**Description of the task:** Take the records underneath and set them down exactly.

Stored records:
--- begin ---

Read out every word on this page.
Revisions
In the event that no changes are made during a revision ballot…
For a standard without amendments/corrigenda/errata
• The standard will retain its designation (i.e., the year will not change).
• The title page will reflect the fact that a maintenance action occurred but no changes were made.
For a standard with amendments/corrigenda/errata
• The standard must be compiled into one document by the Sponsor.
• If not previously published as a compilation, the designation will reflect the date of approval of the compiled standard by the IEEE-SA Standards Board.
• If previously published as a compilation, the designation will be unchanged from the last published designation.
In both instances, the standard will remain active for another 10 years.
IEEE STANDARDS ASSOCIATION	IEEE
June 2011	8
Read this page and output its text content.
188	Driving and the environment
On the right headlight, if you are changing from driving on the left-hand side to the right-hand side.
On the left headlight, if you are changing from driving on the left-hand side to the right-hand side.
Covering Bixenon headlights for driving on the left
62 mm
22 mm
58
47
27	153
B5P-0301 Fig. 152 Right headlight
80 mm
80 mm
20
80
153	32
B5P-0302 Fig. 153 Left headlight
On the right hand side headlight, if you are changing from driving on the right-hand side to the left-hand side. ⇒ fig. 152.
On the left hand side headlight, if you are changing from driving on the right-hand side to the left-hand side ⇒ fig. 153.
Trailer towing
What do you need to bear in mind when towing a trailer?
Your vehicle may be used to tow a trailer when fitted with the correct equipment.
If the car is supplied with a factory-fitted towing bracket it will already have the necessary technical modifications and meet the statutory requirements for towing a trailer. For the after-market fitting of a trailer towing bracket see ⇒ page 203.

--- end ---

**Exercise response:**
Read out every word on this page.
Revisions
In the event that no changes are made during a revision ballot…
For a standard without amendments/corrigenda/errata
• The standard will retain its designation (i.e., the year will not change).
• The title page will reflect the fact that a maintenance action occurred but no changes were made.
For a standard with amendments/corrigenda/errata
• The standard must be compiled into one document by the Sponsor.
• If not previously published as a compilation, the designation will reflect the date of approval of the compiled standard by the IEEE-SA Standards Board.
• If previously published as a compilation, the designation will be unchanged from the last published designation.
In both instances, the standard will remain active for another 10 years.
IEEE STANDARDS ASSOCIATION	IEEE
June 2011	8
Read this page and output its text content.
188	Driving and the environment
On the right headlight, if you are changing from driving on the left-hand side to the right-hand side.
On the left headlight, if you are changing from driving on the left-hand side to the right-hand side.
Covering Bixenon headlights for driving on the left
62 mm
22 mm
58
47
27	153
B5P-0301 Fig. 152 Right headlight
80 mm
80 mm
20
80
153	32
B5P-0302 Fig. 153 Left headlight
On the right hand side headlight, if you are changing from driving on the right-hand side to the left-hand side. ⇒ fig. 152.
On the left hand side headlight, if you are changing from driving on the right-hand side to the left-hand side ⇒ fig. 153.
Trailer towing
What do you need to bear in mind when towing a trailer?
Your vehicle may be used to tow a trailer when fitted with the correct equipment.
If the car is supplied with a factory-fitted towing bracket it will already have the necessary technical modifications and meet the statutory requirements for towing a trailer. For the after-market fitting of a trailer towing bracket see ⇒ page 203.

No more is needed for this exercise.